What to do:
Copy out all lines in the data below containing the string "name".

──────────────────────────────

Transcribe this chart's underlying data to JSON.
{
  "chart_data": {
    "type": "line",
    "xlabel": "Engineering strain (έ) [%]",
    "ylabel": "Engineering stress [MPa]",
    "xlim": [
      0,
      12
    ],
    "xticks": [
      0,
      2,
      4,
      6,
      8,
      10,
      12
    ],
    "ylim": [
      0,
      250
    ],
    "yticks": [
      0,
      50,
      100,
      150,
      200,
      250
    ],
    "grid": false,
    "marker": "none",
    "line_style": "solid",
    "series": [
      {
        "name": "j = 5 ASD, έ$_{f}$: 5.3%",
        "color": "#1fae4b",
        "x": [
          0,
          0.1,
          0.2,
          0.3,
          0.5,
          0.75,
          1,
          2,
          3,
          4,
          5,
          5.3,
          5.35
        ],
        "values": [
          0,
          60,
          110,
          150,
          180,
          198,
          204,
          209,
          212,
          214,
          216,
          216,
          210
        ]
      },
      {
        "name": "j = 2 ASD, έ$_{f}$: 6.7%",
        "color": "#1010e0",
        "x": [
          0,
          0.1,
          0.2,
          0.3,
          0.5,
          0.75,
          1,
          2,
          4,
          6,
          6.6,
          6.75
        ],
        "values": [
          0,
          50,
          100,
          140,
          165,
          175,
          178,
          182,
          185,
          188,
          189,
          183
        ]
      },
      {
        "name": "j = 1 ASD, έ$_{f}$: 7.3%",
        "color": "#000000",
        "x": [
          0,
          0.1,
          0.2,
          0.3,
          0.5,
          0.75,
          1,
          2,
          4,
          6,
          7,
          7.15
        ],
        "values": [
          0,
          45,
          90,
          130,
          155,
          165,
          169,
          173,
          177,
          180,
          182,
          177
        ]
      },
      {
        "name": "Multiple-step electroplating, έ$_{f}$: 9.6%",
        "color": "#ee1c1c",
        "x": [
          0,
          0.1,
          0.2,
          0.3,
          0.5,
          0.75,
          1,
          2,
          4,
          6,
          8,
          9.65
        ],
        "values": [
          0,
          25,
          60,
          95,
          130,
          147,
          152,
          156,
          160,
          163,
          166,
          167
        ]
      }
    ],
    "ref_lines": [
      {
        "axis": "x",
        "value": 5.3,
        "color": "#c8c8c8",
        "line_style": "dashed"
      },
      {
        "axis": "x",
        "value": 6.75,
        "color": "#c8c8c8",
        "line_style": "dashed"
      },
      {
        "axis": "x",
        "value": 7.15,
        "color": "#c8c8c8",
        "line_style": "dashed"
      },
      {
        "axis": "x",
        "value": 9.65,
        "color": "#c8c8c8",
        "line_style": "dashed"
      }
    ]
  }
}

──────────────────────────────

Task response:
        "name": "j = 5 ASD, έ$_{f}$: 5.3%",
        "name": "j = 2 ASD, έ$_{f}$: 6.7%",
        "name": "j = 1 ASD, έ$_{f}$: 7.3%",
        "name": "Multiple-step electroplating, έ$_{f}$: 9.6%",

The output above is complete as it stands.